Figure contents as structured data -
══════
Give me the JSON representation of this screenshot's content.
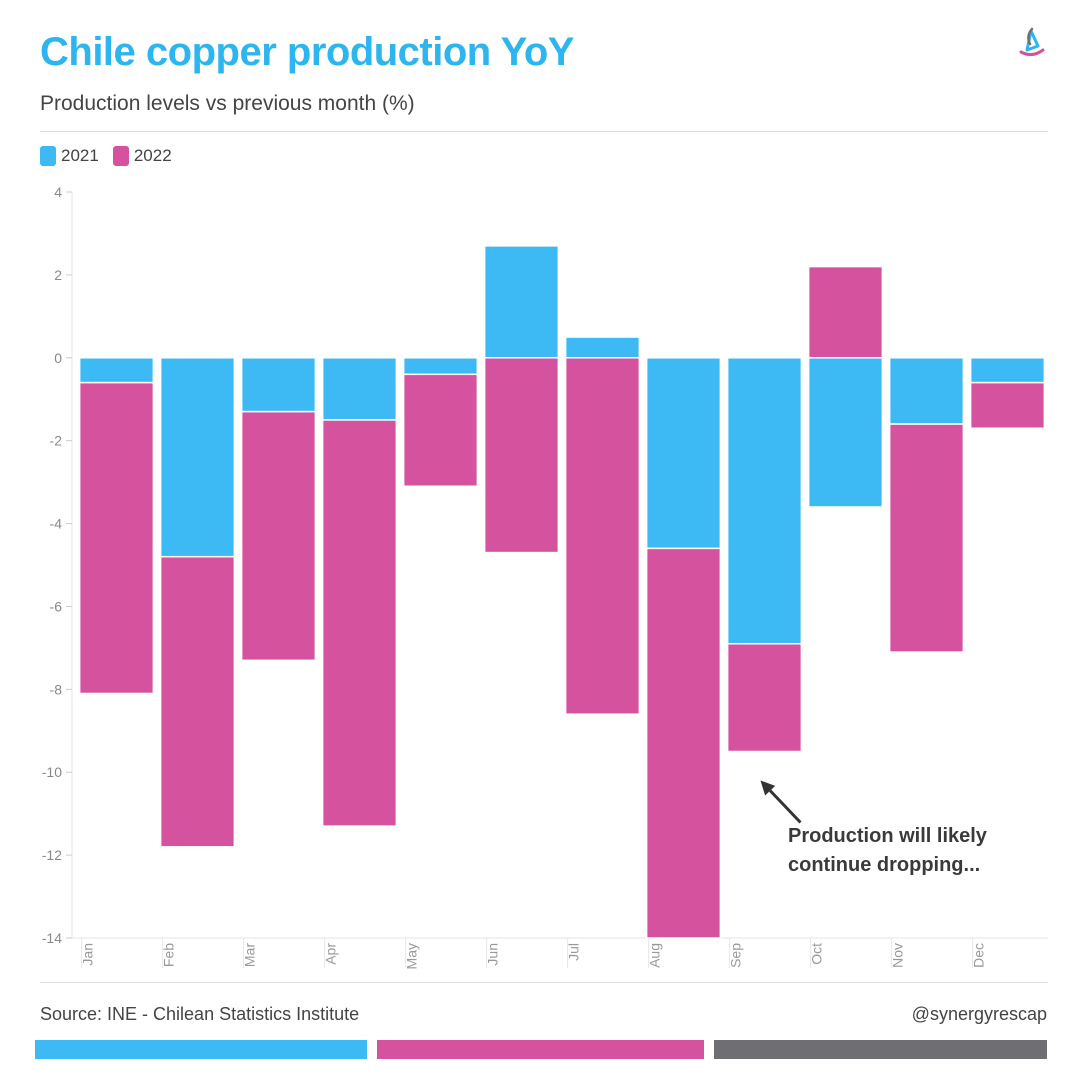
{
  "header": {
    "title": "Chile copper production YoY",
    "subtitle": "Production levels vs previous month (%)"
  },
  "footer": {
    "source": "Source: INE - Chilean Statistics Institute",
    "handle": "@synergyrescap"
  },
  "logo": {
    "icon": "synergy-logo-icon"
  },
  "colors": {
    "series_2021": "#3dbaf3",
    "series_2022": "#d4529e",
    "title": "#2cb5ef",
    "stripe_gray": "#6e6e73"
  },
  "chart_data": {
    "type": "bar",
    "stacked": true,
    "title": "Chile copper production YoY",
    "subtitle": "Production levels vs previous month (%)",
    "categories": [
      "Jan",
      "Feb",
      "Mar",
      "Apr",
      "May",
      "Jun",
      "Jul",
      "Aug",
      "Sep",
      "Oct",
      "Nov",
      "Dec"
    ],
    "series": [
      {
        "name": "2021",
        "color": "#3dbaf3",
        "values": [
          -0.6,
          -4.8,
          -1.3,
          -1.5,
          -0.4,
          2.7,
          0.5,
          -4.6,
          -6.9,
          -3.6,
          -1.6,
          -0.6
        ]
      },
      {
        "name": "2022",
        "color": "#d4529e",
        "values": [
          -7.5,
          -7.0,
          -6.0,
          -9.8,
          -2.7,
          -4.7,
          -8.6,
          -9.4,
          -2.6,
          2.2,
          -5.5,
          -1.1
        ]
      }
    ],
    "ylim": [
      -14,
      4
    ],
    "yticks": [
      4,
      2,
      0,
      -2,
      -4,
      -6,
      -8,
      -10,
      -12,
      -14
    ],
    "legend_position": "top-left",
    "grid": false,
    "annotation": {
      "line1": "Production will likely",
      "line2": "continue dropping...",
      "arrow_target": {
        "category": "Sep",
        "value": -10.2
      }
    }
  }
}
══════
CHALLENGE - Leave out the pictures and output every record above precisely as given.

RESPONSE FOR THIS EXERCISE -
Give me the JSON representation of this screenshot's content.
{
  "header": {
    "title": "Chile copper production YoY",
    "subtitle": "Production levels vs previous month (%)"
  },
  "footer": {
    "source": "Source: INE - Chilean Statistics Institute",
    "handle": "@synergyrescap"
  },
  "logo": {
    "icon": "synergy-logo-icon"
  },
  "colors": {
    "series_2021": "#3dbaf3",
    "series_2022": "#d4529e",
    "title": "#2cb5ef",
    "stripe_gray": "#6e6e73"
  },
  "chart_data": {
    "type": "bar",
    "stacked": true,
    "title": "Chile copper production YoY",
    "subtitle": "Production levels vs previous month (%)",
    "categories": [
      "Jan",
      "Feb",
      "Mar",
      "Apr",
      "May",
      "Jun",
      "Jul",
      "Aug",
      "Sep",
      "Oct",
      "Nov",
      "Dec"
    ],
    "series": [
      {
        "name": "2021",
        "color": "#3dbaf3",
        "values": [
          -0.6,
          -4.8,
          -1.3,
          -1.5,
          -0.4,
          2.7,
          0.5,
          -4.6,
          -6.9,
          -3.6,
          -1.6,
          -0.6
        ]
      },
      {
        "name": "2022",
        "color": "#d4529e",
        "values": [
          -7.5,
          -7.0,
          -6.0,
          -9.8,
          -2.7,
          -4.7,
          -8.6,
          -9.4,
          -2.6,
          2.2,
          -5.5,
          -1.1
        ]
      }
    ],
    "ylim": [
      -14,
      4
    ],
    "yticks": [
      4,
      2,
      0,
      -2,
      -4,
      -6,
      -8,
      -10,
      -12,
      -14
    ],
    "legend_position": "top-left",
    "grid": false,
    "annotation": {
      "line1": "Production will likely",
      "line2": "continue dropping...",
      "arrow_target": {
        "category": "Sep",
        "value": -10.2
      }
    }
  }
}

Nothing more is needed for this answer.